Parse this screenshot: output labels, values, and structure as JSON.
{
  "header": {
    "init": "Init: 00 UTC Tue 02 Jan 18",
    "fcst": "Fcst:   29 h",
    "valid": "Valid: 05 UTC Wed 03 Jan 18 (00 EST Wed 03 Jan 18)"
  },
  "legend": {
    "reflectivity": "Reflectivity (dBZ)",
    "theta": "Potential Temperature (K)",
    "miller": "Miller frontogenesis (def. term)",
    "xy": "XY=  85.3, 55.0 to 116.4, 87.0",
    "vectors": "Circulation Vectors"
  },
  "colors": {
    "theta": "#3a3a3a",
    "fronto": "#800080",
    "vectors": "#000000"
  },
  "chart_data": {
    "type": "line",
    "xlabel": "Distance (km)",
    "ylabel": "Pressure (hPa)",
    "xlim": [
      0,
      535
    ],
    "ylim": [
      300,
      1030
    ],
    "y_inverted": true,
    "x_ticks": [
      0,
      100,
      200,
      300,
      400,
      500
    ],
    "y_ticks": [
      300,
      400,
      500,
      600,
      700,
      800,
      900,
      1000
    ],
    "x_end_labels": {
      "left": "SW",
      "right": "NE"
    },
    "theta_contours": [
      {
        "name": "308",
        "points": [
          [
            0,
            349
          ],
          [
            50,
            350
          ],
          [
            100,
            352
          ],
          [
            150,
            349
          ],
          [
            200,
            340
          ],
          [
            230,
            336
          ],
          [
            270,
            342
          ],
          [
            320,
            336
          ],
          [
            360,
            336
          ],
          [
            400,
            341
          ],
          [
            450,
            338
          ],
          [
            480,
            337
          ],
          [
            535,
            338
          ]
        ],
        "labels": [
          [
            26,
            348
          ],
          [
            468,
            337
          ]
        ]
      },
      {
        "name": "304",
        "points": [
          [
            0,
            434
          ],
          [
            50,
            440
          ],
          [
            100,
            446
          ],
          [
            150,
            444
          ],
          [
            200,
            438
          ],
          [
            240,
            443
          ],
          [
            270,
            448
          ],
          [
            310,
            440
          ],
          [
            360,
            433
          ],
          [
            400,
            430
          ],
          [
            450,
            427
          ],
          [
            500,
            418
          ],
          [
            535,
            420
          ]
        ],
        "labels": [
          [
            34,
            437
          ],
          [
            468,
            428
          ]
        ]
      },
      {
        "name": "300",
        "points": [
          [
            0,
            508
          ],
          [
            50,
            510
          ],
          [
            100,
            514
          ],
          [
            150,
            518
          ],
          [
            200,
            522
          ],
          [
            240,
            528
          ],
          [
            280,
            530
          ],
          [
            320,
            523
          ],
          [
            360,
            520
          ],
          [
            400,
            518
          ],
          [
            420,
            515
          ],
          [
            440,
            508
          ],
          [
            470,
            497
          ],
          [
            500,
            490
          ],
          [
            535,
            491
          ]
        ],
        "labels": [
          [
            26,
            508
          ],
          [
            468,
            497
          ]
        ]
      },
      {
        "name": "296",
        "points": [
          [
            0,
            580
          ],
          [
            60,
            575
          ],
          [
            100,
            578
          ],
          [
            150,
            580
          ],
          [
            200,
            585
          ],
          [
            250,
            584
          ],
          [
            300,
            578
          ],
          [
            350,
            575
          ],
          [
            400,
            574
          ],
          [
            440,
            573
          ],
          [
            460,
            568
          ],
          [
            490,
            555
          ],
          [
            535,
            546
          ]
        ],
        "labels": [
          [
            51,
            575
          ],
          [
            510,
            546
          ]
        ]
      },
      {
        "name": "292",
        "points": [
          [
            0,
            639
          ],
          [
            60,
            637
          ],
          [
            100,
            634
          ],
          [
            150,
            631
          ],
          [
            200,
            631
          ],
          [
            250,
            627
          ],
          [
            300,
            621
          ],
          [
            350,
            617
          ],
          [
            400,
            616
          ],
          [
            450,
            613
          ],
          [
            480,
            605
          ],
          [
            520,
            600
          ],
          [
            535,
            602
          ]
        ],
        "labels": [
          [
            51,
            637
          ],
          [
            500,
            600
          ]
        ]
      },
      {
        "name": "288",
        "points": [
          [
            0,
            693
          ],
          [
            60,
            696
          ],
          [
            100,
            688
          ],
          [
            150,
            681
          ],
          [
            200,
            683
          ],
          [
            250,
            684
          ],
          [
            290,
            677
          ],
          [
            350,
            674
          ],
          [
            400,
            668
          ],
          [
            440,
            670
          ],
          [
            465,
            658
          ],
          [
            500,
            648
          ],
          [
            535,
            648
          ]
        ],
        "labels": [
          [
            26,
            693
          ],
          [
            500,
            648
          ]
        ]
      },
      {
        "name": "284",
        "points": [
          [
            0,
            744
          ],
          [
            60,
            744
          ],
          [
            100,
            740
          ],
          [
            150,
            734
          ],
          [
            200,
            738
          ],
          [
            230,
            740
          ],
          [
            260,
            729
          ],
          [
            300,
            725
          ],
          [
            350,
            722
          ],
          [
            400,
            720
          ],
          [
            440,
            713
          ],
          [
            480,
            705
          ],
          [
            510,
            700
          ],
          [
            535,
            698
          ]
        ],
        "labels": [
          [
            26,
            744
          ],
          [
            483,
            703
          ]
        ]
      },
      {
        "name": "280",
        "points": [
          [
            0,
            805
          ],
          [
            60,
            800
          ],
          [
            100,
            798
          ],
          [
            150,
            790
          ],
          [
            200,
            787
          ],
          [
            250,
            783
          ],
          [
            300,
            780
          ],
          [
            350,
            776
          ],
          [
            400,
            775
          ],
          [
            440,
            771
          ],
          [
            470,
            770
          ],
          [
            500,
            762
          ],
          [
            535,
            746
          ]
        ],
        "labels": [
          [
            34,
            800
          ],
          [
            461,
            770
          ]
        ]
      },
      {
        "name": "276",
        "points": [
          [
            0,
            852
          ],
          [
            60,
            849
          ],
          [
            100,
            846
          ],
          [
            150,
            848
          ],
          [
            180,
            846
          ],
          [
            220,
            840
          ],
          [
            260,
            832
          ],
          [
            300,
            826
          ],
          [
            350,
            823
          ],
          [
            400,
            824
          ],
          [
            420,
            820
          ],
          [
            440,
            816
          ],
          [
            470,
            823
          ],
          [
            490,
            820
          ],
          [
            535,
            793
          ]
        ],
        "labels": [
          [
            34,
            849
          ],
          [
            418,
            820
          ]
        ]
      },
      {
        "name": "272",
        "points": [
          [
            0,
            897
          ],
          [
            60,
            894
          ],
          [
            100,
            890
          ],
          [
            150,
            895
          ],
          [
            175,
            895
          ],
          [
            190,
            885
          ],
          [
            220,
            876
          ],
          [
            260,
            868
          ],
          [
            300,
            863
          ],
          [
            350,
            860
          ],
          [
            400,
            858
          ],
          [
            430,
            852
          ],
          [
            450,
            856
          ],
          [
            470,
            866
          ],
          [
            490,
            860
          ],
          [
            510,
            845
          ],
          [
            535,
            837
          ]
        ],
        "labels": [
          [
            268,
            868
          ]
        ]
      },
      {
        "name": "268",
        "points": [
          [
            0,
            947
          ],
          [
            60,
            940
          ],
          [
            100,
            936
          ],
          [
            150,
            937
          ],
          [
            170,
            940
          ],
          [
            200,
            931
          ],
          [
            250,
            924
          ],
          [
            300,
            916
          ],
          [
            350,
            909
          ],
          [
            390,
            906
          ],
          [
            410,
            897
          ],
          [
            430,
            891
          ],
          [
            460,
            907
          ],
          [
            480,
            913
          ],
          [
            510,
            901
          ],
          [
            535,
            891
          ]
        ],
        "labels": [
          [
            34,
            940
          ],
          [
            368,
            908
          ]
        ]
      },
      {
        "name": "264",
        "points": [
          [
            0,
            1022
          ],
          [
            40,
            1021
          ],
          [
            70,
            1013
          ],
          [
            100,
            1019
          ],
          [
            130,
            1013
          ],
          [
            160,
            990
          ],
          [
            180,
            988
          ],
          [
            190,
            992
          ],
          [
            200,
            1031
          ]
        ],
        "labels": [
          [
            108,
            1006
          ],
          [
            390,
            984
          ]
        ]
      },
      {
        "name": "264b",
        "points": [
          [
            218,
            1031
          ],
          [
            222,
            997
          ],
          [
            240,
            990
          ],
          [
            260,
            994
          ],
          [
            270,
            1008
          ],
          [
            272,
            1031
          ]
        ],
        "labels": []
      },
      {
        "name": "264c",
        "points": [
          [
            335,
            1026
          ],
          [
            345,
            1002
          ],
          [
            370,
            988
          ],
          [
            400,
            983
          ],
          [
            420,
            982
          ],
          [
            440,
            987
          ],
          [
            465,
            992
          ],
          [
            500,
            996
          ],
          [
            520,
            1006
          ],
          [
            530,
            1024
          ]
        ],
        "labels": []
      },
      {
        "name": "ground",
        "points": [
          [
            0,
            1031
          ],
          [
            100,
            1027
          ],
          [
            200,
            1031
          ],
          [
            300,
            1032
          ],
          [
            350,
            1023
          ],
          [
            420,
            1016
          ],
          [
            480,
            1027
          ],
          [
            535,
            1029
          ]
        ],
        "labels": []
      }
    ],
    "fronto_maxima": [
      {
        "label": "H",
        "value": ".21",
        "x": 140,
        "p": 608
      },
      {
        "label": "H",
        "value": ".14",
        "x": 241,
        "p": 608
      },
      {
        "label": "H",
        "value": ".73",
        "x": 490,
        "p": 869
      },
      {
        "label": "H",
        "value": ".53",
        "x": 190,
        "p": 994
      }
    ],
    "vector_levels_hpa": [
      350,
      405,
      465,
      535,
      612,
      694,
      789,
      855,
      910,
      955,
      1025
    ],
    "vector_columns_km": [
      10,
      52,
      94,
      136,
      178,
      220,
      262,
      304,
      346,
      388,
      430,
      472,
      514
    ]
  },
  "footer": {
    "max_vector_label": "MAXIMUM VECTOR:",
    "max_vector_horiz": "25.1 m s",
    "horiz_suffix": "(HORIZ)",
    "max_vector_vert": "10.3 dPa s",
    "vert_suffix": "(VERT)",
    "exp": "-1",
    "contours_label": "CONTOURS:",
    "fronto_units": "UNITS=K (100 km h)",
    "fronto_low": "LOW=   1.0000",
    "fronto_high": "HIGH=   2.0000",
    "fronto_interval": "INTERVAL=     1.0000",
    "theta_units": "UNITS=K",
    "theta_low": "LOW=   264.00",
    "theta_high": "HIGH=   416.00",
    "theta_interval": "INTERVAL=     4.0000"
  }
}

#####

**Problem to solve**. Search the entries above for the word "UNITS" and copy each line where it appears.

**Solution for this problem**.
    "fronto_units": "UNITS=K (100 km h)",
    "theta_units": "UNITS=K",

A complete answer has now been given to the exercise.